Goal: Return each entry exactly, omitting nothing.

Extracted entries:
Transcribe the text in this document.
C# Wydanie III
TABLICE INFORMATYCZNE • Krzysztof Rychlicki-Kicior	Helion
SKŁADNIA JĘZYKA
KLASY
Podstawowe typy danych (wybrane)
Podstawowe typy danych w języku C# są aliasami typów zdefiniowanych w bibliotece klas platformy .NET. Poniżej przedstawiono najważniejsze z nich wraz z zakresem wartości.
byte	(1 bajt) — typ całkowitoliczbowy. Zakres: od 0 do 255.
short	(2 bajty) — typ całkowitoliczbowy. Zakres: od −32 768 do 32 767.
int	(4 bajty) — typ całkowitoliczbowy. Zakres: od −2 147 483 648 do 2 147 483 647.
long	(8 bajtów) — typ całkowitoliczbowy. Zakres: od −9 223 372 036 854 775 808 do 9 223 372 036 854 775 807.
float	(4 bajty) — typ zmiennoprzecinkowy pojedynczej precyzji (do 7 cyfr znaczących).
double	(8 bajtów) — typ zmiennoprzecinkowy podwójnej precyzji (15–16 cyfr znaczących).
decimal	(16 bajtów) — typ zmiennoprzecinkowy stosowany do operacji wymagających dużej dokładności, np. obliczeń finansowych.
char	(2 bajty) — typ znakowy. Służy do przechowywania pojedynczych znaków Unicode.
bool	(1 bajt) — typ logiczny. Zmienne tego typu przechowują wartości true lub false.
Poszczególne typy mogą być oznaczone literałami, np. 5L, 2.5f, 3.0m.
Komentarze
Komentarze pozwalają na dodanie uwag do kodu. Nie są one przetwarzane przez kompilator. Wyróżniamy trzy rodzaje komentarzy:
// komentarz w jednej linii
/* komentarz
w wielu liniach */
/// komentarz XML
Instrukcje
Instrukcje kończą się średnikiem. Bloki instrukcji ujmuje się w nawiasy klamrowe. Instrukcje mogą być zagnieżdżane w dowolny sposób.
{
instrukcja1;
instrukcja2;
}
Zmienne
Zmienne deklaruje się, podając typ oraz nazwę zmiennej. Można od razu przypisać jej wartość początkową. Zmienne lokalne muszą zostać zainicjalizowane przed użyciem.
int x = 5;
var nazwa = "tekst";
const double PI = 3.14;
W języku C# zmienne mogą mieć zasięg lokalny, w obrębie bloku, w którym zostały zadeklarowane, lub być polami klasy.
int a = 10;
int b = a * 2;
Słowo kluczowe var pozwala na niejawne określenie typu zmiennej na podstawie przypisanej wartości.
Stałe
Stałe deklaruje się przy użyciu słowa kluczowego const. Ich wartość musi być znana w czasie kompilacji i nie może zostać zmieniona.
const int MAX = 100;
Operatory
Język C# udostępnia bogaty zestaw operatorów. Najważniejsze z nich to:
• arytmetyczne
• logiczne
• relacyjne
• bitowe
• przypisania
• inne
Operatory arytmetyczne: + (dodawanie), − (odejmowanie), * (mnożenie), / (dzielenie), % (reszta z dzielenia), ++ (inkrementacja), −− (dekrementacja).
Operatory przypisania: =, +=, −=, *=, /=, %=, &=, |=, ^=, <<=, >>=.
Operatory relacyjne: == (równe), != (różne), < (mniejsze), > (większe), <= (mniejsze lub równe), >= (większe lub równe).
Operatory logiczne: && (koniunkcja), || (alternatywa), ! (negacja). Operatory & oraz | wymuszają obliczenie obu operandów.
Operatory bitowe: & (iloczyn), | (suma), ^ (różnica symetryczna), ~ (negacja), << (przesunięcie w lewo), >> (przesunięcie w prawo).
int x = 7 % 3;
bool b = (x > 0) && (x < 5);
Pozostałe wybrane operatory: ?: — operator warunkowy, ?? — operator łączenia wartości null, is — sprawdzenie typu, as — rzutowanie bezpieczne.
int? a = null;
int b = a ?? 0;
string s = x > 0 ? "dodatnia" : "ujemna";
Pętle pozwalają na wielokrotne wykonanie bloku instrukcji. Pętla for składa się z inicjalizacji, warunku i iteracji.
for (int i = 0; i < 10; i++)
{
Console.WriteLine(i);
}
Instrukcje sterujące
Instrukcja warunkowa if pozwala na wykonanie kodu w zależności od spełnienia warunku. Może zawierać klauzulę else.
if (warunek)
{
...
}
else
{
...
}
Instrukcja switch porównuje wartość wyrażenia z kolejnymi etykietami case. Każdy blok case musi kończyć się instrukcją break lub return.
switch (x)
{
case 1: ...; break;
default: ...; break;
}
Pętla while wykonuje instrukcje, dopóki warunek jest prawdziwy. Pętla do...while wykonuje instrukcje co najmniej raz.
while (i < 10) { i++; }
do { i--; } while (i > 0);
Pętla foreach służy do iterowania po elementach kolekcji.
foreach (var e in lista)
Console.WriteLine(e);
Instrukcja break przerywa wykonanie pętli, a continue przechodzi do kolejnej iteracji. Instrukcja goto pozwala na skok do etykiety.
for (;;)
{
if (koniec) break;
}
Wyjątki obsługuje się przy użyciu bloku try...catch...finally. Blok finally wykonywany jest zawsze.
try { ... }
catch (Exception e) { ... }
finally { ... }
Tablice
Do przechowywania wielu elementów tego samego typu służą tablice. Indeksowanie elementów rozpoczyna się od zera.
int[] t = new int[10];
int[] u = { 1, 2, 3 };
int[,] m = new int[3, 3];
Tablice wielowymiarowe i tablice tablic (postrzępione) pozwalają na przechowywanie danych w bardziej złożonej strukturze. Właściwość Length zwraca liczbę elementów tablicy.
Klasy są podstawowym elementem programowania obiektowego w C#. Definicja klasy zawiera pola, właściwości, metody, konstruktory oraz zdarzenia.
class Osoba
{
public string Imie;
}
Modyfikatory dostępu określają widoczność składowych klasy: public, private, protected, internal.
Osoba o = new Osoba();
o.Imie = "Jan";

Written answer:
Transcribe the text in this document.
C# Wydanie III
TABLICE INFORMATYCZNE • Krzysztof Rychlicki-Kicior	Helion
SKŁADNIA JĘZYKA
KLASY
Podstawowe typy danych (wybrane)
Podstawowe typy danych w języku C# są aliasami typów zdefiniowanych w bibliotece klas platformy .NET. Poniżej przedstawiono najważniejsze z nich wraz z zakresem wartości.
byte	(1 bajt) — typ całkowitoliczbowy. Zakres: od 0 do 255.
short	(2 bajty) — typ całkowitoliczbowy. Zakres: od −32 768 do 32 767.
int	(4 bajty) — typ całkowitoliczbowy. Zakres: od −2 147 483 648 do 2 147 483 647.
long	(8 bajtów) — typ całkowitoliczbowy. Zakres: od −9 223 372 036 854 775 808 do 9 223 372 036 854 775 807.
float	(4 bajty) — typ zmiennoprzecinkowy pojedynczej precyzji (do 7 cyfr znaczących).
double	(8 bajtów) — typ zmiennoprzecinkowy podwójnej precyzji (15–16 cyfr znaczących).
decimal	(16 bajtów) — typ zmiennoprzecinkowy stosowany do operacji wymagających dużej dokładności, np. obliczeń finansowych.
char	(2 bajty) — typ znakowy. Służy do przechowywania pojedynczych znaków Unicode.
bool	(1 bajt) — typ logiczny. Zmienne tego typu przechowują wartości true lub false.
Poszczególne typy mogą być oznaczone literałami, np. 5L, 2.5f, 3.0m.
Komentarze
Komentarze pozwalają na dodanie uwag do kodu. Nie są one przetwarzane przez kompilator. Wyróżniamy trzy rodzaje komentarzy:
// komentarz w jednej linii
/* komentarz
w wielu liniach */
/// komentarz XML
Instrukcje
Instrukcje kończą się średnikiem. Bloki instrukcji ujmuje się w nawiasy klamrowe. Instrukcje mogą być zagnieżdżane w dowolny sposób.
{
instrukcja1;
instrukcja2;
}
Zmienne
Zmienne deklaruje się, podając typ oraz nazwę zmiennej. Można od razu przypisać jej wartość początkową. Zmienne lokalne muszą zostać zainicjalizowane przed użyciem.
int x = 5;
var nazwa = "tekst";
const double PI = 3.14;
W języku C# zmienne mogą mieć zasięg lokalny, w obrębie bloku, w którym zostały zadeklarowane, lub być polami klasy.
int a = 10;
int b = a * 2;
Słowo kluczowe var pozwala na niejawne określenie typu zmiennej na podstawie przypisanej wartości.
Stałe
Stałe deklaruje się przy użyciu słowa kluczowego const. Ich wartość musi być znana w czasie kompilacji i nie może zostać zmieniona.
const int MAX = 100;
Operatory
Język C# udostępnia bogaty zestaw operatorów. Najważniejsze z nich to:
• arytmetyczne
• logiczne
• relacyjne
• bitowe
• przypisania
• inne
Operatory arytmetyczne: + (dodawanie), − (odejmowanie), * (mnożenie), / (dzielenie), % (reszta z dzielenia), ++ (inkrementacja), −− (dekrementacja).
Operatory przypisania: =, +=, −=, *=, /=, %=, &=, |=, ^=, <<=, >>=.
Operatory relacyjne: == (równe), != (różne), < (mniejsze), > (większe), <= (mniejsze lub równe), >= (większe lub równe).
Operatory logiczne: && (koniunkcja), || (alternatywa), ! (negacja). Operatory & oraz | wymuszają obliczenie obu operandów.
Operatory bitowe: & (iloczyn), | (suma), ^ (różnica symetryczna), ~ (negacja), << (przesunięcie w lewo), >> (przesunięcie w prawo).
int x = 7 % 3;
bool b = (x > 0) && (x < 5);
Pozostałe wybrane operatory: ?: — operator warunkowy, ?? — operator łączenia wartości null, is — sprawdzenie typu, as — rzutowanie bezpieczne.
int? a = null;
int b = a ?? 0;
string s = x > 0 ? "dodatnia" : "ujemna";
Pętle pozwalają na wielokrotne wykonanie bloku instrukcji. Pętla for składa się z inicjalizacji, warunku i iteracji.
for (int i = 0; i < 10; i++)
{
Console.WriteLine(i);
}
Instrukcje sterujące
Instrukcja warunkowa if pozwala na wykonanie kodu w zależności od spełnienia warunku. Może zawierać klauzulę else.
if (warunek)
{
...
}
else
{
...
}
Instrukcja switch porównuje wartość wyrażenia z kolejnymi etykietami case. Każdy blok case musi kończyć się instrukcją break lub return.
switch (x)
{
case 1: ...; break;
default: ...; break;
}
Pętla while wykonuje instrukcje, dopóki warunek jest prawdziwy. Pętla do...while wykonuje instrukcje co najmniej raz.
while (i < 10) { i++; }
do { i--; } while (i > 0);
Pętla foreach służy do iterowania po elementach kolekcji.
foreach (var e in lista)
Console.WriteLine(e);
Instrukcja break przerywa wykonanie pętli, a continue przechodzi do kolejnej iteracji. Instrukcja goto pozwala na skok do etykiety.
for (;;)
{
if (koniec) break;
}
Wyjątki obsługuje się przy użyciu bloku try...catch...finally. Blok finally wykonywany jest zawsze.
try { ... }
catch (Exception e) { ... }
finally { ... }
Tablice
Do przechowywania wielu elementów tego samego typu służą tablice. Indeksowanie elementów rozpoczyna się od zera.
int[] t = new int[10];
int[] u = { 1, 2, 3 };
int[,] m = new int[3, 3];
Tablice wielowymiarowe i tablice tablic (postrzępione) pozwalają na przechowywanie danych w bardziej złożonej strukturze. Właściwość Length zwraca liczbę elementów tablicy.
Klasy są podstawowym elementem programowania obiektowego w C#. Definicja klasy zawiera pola, właściwości, metody, konstruktory oraz zdarzenia.
class Osoba
{
public string Imie;
}
Modyfikatory dostępu określają widoczność składowych klasy: public, private, protected, internal.
Osoba o = new Osoba();
o.Imie = "Jan";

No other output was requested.